[START STORED RECORDS]

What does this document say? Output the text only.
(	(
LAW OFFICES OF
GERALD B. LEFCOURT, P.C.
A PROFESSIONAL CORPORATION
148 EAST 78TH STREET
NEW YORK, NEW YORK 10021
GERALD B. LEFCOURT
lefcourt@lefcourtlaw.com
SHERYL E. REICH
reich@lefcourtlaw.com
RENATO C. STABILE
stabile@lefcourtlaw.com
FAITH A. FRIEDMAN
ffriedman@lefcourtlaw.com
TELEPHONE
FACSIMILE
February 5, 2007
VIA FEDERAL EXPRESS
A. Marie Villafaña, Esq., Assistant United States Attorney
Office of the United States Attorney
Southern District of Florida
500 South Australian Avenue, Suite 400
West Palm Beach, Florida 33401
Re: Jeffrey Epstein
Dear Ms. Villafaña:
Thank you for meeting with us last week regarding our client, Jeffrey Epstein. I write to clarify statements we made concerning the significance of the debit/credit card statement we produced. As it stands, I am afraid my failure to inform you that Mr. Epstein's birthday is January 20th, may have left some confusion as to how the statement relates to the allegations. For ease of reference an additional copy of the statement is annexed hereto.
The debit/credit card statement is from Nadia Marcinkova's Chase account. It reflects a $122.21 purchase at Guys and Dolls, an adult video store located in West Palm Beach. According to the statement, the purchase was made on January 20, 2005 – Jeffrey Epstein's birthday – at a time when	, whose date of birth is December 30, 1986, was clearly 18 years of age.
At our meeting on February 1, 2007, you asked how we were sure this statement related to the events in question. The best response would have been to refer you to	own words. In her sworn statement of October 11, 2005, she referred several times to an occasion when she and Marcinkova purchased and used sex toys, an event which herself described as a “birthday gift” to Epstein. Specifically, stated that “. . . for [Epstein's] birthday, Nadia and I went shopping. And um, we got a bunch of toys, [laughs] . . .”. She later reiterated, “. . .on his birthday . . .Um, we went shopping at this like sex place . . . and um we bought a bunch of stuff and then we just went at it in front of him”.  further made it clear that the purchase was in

[END STORED RECORDS]

• [YOUR GOAL]
Copy out every line from the material above in which the word "Villafaña" appears.

• [SOLVED EXERCISE]
A. Marie Villafaña, Esq., Assistant United States Attorney
Dear Ms. Villafaña:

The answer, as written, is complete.